* **MATERIAL FOR THE TASK**
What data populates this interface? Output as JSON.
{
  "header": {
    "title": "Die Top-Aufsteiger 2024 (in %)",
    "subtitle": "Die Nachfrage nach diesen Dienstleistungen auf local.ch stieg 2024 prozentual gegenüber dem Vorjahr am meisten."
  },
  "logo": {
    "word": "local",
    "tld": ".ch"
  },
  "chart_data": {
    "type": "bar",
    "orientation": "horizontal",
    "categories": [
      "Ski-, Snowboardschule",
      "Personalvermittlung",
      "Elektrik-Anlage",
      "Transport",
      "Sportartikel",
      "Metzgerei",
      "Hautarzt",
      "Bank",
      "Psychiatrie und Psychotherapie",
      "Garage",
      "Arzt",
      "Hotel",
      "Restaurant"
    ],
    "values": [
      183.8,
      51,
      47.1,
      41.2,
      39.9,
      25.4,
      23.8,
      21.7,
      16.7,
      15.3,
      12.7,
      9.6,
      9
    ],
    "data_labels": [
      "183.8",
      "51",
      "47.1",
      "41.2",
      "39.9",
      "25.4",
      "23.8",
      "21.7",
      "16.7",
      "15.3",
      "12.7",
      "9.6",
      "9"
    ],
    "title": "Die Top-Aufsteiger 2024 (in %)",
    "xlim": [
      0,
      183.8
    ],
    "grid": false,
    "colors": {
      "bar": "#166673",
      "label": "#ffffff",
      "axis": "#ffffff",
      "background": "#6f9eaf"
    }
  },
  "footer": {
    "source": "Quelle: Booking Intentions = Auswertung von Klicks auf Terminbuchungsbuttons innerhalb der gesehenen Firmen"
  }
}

* **TASK TO CARRY OUT**
Your task is to output all of the data above word for word.

* **THE RESULT**
What data populates this interface? Output as JSON.
{
  "header": {
    "title": "Die Top-Aufsteiger 2024 (in %)",
    "subtitle": "Die Nachfrage nach diesen Dienstleistungen auf local.ch stieg 2024 prozentual gegenüber dem Vorjahr am meisten."
  },
  "logo": {
    "word": "local",
    "tld": ".ch"
  },
  "chart_data": {
    "type": "bar",
    "orientation": "horizontal",
    "categories": [
      "Ski-, Snowboardschule",
      "Personalvermittlung",
      "Elektrik-Anlage",
      "Transport",
      "Sportartikel",
      "Metzgerei",
      "Hautarzt",
      "Bank",
      "Psychiatrie und Psychotherapie",
      "Garage",
      "Arzt",
      "Hotel",
      "Restaurant"
    ],
    "values": [
      183.8,
      51,
      47.1,
      41.2,
      39.9,
      25.4,
      23.8,
      21.7,
      16.7,
      15.3,
      12.7,
      9.6,
      9
    ],
    "data_labels": [
      "183.8",
      "51",
      "47.1",
      "41.2",
      "39.9",
      "25.4",
      "23.8",
      "21.7",
      "16.7",
      "15.3",
      "12.7",
      "9.6",
      "9"
    ],
    "title": "Die Top-Aufsteiger 2024 (in %)",
    "xlim": [
      0,
      183.8
    ],
    "grid": false,
    "colors": {
      "bar": "#166673",
      "label": "#ffffff",
      "axis": "#ffffff",
      "background": "#6f9eaf"
    }
  },
  "footer": {
    "source": "Quelle: Booking Intentions = Auswertung von Klicks auf Terminbuchungsbuttons innerhalb der gesehenen Firmen"
  }
}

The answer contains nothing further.